EXTRACTED TEXT:
━━━━━━━━━━━━━━━━━━━━━━━━━━━━━━

United States Ambassador to Taiwan
- In office June 7, 1962 – January 18, 1963
- President: John F. Kennedy
- Preceded by: Everett F. Drumright
- Succeeded by: Jerauld Wright

United States Ambassador to the Soviet Union
- In office July 4, 1949 – October 6, 1951
- President: Harry S. Truman
- Preceded by: Walter Bedell Smith
- Succeeded by: George F. Kennan

United States Ambassador to Belgium concurrent with United States Ambassador to Luxembourg
- In office April 1, 1946 – May 6, 1949
- President: Harry S. Truman
- Preceded by: Charles W. Sawyer
- Succeeded by: Robert Daniel Murphy

Personal details
- Born: Alan Goodrich Kirk October 30, 1888 Philadelphia, Pennsylvania, U.S.
- Died: October 15, 1963 (aged 74) Washington, D.C., U.S.
- Resting place: Arlington National Cemetery
- Spouse: Lydia Chapin ​(m. 1918)​
- Relatives: Caspar F. Goodrich (uncle)
- Education: United States Naval Academy

Military service
- Allegiance: United States
- Branch/service: United States Navy
- Years of service: 1909–1946
- Rank: Admiral
- Commands: U.S. Naval Forces, France
- Battles/wars: World War I; World War II;
- Awards: Navy Distinguished Service Medal; Legion of Merit;

= Alan Goodrich Kirk =

United States Navy admiral

Alan Goodrich Kirk (October 30, 1888 – October 15, 1963) was a United States Navy admiral during World War II who most notably served as the American senior naval commander during the Normandy landings. After the war he embarked on a diplomatic career serving as U.S. ambassador to Belgium, the Soviet Union and the Republic of China (Taiwan).

━━━━━━━━━━━━━━━━━━━━━━━━━━━━━━

DATASET RECORDS:
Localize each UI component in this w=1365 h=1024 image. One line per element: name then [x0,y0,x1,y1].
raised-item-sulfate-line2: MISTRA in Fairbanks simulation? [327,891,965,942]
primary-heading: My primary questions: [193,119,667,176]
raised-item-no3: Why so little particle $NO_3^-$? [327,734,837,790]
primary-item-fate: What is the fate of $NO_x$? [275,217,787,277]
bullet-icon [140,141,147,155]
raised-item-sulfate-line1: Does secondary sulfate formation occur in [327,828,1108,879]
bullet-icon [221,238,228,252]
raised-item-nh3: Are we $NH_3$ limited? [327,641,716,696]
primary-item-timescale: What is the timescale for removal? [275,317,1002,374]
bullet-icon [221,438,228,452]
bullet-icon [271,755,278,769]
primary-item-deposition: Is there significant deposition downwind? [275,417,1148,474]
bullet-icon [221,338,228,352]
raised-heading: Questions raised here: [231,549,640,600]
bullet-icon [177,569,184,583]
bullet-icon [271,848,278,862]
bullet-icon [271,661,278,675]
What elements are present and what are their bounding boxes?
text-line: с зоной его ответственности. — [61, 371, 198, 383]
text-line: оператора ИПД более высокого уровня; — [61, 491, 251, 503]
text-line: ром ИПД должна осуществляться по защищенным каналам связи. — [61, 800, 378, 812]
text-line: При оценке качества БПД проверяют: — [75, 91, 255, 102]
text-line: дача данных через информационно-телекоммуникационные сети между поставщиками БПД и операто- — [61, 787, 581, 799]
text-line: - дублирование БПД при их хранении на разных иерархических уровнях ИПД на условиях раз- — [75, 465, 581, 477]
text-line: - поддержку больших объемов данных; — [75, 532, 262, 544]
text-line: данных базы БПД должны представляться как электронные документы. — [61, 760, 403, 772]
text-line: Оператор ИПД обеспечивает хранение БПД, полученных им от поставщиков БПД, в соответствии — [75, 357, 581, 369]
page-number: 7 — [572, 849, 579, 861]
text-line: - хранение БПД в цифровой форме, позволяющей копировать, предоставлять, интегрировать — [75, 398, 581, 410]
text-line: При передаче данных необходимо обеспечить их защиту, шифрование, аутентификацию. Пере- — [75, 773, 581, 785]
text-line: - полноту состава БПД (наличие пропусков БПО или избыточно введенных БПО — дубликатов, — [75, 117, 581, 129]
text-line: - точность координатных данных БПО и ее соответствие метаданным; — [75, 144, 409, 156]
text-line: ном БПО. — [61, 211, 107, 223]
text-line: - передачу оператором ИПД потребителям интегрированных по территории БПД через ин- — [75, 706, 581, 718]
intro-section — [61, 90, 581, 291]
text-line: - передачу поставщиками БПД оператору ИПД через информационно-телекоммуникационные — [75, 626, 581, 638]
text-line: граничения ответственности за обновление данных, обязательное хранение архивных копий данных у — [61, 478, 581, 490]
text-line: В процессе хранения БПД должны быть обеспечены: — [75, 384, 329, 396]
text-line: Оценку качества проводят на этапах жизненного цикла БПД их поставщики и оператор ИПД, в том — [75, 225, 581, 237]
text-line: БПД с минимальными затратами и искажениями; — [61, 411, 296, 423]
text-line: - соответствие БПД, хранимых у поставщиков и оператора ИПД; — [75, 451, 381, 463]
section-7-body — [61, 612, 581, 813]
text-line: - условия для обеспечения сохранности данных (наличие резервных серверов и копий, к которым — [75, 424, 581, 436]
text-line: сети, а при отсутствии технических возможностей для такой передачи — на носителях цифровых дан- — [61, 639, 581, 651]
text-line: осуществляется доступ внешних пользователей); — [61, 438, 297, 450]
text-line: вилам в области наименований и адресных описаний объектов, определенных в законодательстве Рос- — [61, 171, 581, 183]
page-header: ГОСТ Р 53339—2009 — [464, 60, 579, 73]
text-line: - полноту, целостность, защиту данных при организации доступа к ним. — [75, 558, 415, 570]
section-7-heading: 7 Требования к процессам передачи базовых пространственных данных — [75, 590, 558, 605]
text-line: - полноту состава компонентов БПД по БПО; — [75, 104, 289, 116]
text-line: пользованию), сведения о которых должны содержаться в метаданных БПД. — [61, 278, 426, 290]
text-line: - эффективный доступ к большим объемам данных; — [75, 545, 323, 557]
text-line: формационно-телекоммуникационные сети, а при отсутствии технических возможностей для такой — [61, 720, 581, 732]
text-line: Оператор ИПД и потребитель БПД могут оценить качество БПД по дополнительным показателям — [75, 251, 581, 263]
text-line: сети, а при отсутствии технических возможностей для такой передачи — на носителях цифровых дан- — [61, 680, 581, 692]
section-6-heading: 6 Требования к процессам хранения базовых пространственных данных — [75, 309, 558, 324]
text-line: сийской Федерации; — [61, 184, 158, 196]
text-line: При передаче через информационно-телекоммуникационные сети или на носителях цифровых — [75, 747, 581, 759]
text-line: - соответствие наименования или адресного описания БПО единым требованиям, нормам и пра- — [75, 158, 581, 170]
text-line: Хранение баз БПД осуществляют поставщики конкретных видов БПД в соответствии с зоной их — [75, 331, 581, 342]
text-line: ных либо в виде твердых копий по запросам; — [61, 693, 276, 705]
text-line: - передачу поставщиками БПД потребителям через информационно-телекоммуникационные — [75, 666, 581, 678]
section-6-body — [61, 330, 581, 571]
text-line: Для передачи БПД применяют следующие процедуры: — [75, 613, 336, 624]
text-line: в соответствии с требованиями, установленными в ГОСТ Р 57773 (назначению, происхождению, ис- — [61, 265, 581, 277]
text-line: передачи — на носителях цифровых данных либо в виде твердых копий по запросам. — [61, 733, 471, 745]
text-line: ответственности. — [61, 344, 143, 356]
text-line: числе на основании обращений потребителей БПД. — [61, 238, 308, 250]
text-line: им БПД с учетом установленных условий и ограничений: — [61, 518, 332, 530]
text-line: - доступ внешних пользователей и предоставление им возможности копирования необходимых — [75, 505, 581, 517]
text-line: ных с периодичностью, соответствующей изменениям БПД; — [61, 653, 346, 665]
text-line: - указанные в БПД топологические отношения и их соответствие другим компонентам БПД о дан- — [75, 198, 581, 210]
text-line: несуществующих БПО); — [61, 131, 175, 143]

━━━━━━━━━━━━━━━━━━━━━━━━━━━━━━

WORK INSTRUCTIONS: In the Alan Goodrich Kirk biography, turn the paragraph that begins "Alan Goodrich Kirk (October 30, 1888" into a short bulleted list that keeps its main facts.

ANSWER SECTION:
- Alan Goodrich Kirk lived from October 30, 1888, to October 15, 1963.
- He was a United States Navy admiral during World War II.
- He is best known as the senior American naval commander during the Normandy landings.
- After the war he became a diplomat and served as U.S. ambassador to Belgium, the Soviet Union and the Republic of China (Taiwan).